## To be done
Print the data that follows exactly.

** begin **

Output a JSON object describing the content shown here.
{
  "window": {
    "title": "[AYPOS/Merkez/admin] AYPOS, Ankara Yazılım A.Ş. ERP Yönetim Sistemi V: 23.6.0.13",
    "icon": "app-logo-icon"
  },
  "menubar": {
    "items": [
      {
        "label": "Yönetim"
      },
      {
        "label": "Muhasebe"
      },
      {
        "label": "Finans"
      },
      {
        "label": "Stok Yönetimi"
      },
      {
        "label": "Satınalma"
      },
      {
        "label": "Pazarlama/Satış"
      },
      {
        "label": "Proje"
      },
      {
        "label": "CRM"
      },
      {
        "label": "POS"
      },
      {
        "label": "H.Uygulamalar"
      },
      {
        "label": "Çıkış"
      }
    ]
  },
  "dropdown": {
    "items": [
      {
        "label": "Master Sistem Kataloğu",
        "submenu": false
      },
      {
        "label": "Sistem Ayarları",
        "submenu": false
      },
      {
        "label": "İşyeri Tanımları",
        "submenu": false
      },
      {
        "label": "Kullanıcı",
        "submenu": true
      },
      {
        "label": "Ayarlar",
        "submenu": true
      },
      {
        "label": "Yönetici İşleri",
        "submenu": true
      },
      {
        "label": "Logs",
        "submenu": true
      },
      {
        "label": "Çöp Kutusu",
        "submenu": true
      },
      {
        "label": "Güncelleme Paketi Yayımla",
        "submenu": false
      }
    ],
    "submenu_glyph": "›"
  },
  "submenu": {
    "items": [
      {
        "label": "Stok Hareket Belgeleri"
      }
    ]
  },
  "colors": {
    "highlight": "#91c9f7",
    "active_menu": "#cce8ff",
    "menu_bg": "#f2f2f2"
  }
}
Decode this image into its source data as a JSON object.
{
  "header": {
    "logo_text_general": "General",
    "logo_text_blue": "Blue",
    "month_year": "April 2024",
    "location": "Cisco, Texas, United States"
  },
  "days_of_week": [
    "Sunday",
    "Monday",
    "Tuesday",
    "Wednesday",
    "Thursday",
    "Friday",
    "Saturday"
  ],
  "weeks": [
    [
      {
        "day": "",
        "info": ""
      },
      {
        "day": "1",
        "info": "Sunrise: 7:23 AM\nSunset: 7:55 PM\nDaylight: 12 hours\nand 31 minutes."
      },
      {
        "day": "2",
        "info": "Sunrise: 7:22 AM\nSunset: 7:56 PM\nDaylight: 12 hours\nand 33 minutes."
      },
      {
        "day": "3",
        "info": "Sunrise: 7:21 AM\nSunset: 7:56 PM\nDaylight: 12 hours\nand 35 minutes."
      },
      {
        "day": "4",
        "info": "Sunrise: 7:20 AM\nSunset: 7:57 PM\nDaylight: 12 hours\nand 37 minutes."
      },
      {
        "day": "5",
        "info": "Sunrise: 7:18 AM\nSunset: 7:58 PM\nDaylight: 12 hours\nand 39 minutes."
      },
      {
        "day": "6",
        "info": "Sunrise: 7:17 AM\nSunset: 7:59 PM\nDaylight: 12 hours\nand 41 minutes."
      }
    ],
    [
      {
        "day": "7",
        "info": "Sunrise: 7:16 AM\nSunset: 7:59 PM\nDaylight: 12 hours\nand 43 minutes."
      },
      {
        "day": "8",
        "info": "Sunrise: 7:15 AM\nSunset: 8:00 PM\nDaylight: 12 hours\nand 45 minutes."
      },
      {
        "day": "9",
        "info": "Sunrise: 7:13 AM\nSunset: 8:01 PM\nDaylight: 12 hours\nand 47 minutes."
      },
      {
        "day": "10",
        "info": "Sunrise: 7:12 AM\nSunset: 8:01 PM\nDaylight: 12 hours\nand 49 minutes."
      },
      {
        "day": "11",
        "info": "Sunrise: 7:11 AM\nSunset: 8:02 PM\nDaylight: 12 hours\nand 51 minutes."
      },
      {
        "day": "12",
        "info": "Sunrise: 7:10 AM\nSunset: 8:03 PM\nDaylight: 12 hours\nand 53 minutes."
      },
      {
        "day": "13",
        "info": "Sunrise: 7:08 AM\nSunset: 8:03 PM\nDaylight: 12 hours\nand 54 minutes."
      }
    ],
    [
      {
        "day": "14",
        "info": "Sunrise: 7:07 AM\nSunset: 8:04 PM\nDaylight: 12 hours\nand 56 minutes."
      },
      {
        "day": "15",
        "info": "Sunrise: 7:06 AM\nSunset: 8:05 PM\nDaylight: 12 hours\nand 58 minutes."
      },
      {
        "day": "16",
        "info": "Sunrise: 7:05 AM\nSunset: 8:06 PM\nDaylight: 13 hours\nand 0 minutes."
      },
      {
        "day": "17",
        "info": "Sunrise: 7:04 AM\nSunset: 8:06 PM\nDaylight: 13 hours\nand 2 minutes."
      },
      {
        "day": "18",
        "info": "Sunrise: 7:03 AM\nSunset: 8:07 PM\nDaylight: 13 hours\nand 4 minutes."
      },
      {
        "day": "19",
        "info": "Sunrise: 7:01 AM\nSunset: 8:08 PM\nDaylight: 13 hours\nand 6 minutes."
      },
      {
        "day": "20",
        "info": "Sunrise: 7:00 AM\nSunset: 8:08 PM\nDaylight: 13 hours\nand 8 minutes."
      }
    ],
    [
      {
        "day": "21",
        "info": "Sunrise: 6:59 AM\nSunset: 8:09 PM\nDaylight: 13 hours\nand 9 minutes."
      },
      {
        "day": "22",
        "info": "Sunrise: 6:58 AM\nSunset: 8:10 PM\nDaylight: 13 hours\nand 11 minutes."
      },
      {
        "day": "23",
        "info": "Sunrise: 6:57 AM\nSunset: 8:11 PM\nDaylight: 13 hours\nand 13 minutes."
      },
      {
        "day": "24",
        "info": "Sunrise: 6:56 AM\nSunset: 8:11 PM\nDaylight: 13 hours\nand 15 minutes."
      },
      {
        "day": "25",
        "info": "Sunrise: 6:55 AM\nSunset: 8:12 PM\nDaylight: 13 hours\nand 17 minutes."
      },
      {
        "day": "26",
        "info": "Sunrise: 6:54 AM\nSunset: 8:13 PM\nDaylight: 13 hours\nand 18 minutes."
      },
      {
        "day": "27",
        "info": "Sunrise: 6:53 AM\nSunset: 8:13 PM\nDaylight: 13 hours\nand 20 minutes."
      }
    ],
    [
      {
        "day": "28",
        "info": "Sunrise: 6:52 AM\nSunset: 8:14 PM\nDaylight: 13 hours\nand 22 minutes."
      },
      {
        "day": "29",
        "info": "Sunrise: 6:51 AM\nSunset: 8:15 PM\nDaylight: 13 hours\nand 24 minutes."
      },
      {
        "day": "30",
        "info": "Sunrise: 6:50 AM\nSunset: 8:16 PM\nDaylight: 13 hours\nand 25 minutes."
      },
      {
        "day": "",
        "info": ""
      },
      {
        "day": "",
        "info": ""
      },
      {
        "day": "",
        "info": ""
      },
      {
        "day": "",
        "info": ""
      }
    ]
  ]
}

** end **

## Task answer
Output a JSON object describing the content shown here.
{
  "window": {
    "title": "[AYPOS/Merkez/admin] AYPOS, Ankara Yazılım A.Ş. ERP Yönetim Sistemi V: 23.6.0.13",
    "icon": "app-logo-icon"
  },
  "menubar": {
    "items": [
      {
        "label": "Yönetim"
      },
      {
        "label": "Muhasebe"
      },
      {
        "label": "Finans"
      },
      {
        "label": "Stok Yönetimi"
      },
      {
        "label": "Satınalma"
      },
      {
        "label": "Pazarlama/Satış"
      },
      {
        "label": "Proje"
      },
      {
        "label": "CRM"
      },
      {
        "label": "POS"
      },
      {
        "label": "H.Uygulamalar"
      },
      {
        "label": "Çıkış"
      }
    ]
  },
  "dropdown": {
    "items": [
      {
        "label": "Master Sistem Kataloğu",
        "submenu": false
      },
      {
        "label": "Sistem Ayarları",
        "submenu": false
      },
      {
        "label": "İşyeri Tanımları",
        "submenu": false
      },
      {
        "label": "Kullanıcı",
        "submenu": true
      },
      {
        "label": "Ayarlar",
        "submenu": true
      },
      {
        "label": "Yönetici İşleri",
        "submenu": true
      },
      {
        "label": "Logs",
        "submenu": true
      },
      {
        "label": "Çöp Kutusu",
        "submenu": true
      },
      {
        "label": "Güncelleme Paketi Yayımla",
        "submenu": false
      }
    ],
    "submenu_glyph": "›"
  },
  "submenu": {
    "items": [
      {
        "label": "Stok Hareket Belgeleri"
      }
    ]
  },
  "colors": {
    "highlight": "#91c9f7",
    "active_menu": "#cce8ff",
    "menu_bg": "#f2f2f2"
  }
}
Decode this image into its source data as a JSON object.
{
  "header": {
    "logo_text_general": "General",
    "logo_text_blue": "Blue",
    "month_year": "April 2024",
    "location": "Cisco, Texas, United States"
  },
  "days_of_week": [
    "Sunday",
    "Monday",
    "Tuesday",
    "Wednesday",
    "Thursday",
    "Friday",
    "Saturday"
  ],
  "weeks": [
    [
      {
        "day": "",
        "info": ""
      },
      {
        "day": "1",
        "info": "Sunrise: 7:23 AM\nSunset: 7:55 PM\nDaylight: 12 hours\nand 31 minutes."
      },
      {
        "day": "2",
        "info": "Sunrise: 7:22 AM\nSunset: 7:56 PM\nDaylight: 12 hours\nand 33 minutes."
      },
      {
        "day": "3",
        "info": "Sunrise: 7:21 AM\nSunset: 7:56 PM\nDaylight: 12 hours\nand 35 minutes."
      },
      {
        "day": "4",
        "info": "Sunrise: 7:20 AM\nSunset: 7:57 PM\nDaylight: 12 hours\nand 37 minutes."
      },
      {
        "day": "5",
        "info": "Sunrise: 7:18 AM\nSunset: 7:58 PM\nDaylight: 12 hours\nand 39 minutes."
      },
      {
        "day": "6",
        "info": "Sunrise: 7:17 AM\nSunset: 7:59 PM\nDaylight: 12 hours\nand 41 minutes."
      }
    ],
    [
      {
        "day": "7",
        "info": "Sunrise: 7:16 AM\nSunset: 7:59 PM\nDaylight: 12 hours\nand 43 minutes."
      },
      {
        "day": "8",
        "info": "Sunrise: 7:15 AM\nSunset: 8:00 PM\nDaylight: 12 hours\nand 45 minutes."
      },
      {
        "day": "9",
        "info": "Sunrise: 7:13 AM\nSunset: 8:01 PM\nDaylight: 12 hours\nand 47 minutes."
      },
      {
        "day": "10",
        "info": "Sunrise: 7:12 AM\nSunset: 8:01 PM\nDaylight: 12 hours\nand 49 minutes."
      },
      {
        "day": "11",
        "info": "Sunrise: 7:11 AM\nSunset: 8:02 PM\nDaylight: 12 hours\nand 51 minutes."
      },
      {
        "day": "12",
        "info": "Sunrise: 7:10 AM\nSunset: 8:03 PM\nDaylight: 12 hours\nand 53 minutes."
      },
      {
        "day": "13",
        "info": "Sunrise: 7:08 AM\nSunset: 8:03 PM\nDaylight: 12 hours\nand 54 minutes."
      }
    ],
    [
      {
        "day": "14",
        "info": "Sunrise: 7:07 AM\nSunset: 8:04 PM\nDaylight: 12 hours\nand 56 minutes."
      },
      {
        "day": "15",
        "info": "Sunrise: 7:06 AM\nSunset: 8:05 PM\nDaylight: 12 hours\nand 58 minutes."
      },
      {
        "day": "16",
        "info": "Sunrise: 7:05 AM\nSunset: 8:06 PM\nDaylight: 13 hours\nand 0 minutes."
      },
      {
        "day": "17",
        "info": "Sunrise: 7:04 AM\nSunset: 8:06 PM\nDaylight: 13 hours\nand 2 minutes."
      },
      {
        "day": "18",
        "info": "Sunrise: 7:03 AM\nSunset: 8:07 PM\nDaylight: 13 hours\nand 4 minutes."
      },
      {
        "day": "19",
        "info": "Sunrise: 7:01 AM\nSunset: 8:08 PM\nDaylight: 13 hours\nand 6 minutes."
      },
      {
        "day": "20",
        "info": "Sunrise: 7:00 AM\nSunset: 8:08 PM\nDaylight: 13 hours\nand 8 minutes."
      }
    ],
    [
      {
        "day": "21",
        "info": "Sunrise: 6:59 AM\nSunset: 8:09 PM\nDaylight: 13 hours\nand 9 minutes."
      },
      {
        "day": "22",
        "info": "Sunrise: 6:58 AM\nSunset: 8:10 PM\nDaylight: 13 hours\nand 11 minutes."
      },
      {
        "day": "23",
        "info": "Sunrise: 6:57 AM\nSunset: 8:11 PM\nDaylight: 13 hours\nand 13 minutes."
      },
      {
        "day": "24",
        "info": "Sunrise: 6:56 AM\nSunset: 8:11 PM\nDaylight: 13 hours\nand 15 minutes."
      },
      {
        "day": "25",
        "info": "Sunrise: 6:55 AM\nSunset: 8:12 PM\nDaylight: 13 hours\nand 17 minutes."
      },
      {
        "day": "26",
        "info": "Sunrise: 6:54 AM\nSunset: 8:13 PM\nDaylight: 13 hours\nand 18 minutes."
      },
      {
        "day": "27",
        "info": "Sunrise: 6:53 AM\nSunset: 8:13 PM\nDaylight: 13 hours\nand 20 minutes."
      }
    ],
    [
      {
        "day": "28",
        "info": "Sunrise: 6:52 AM\nSunset: 8:14 PM\nDaylight: 13 hours\nand 22 minutes."
      },
      {
        "day": "29",
        "info": "Sunrise: 6:51 AM\nSunset: 8:15 PM\nDaylight: 13 hours\nand 24 minutes."
      },
      {
        "day": "30",
        "info": "Sunrise: 6:50 AM\nSunset: 8:16 PM\nDaylight: 13 hours\nand 25 minutes."
      },
      {
        "day": "",
        "info": ""
      },
      {
        "day": "",
        "info": ""
      },
      {
        "day": "",
        "info": ""
      },
      {
        "day": "",
        "info": ""
      }
    ]
  ]
}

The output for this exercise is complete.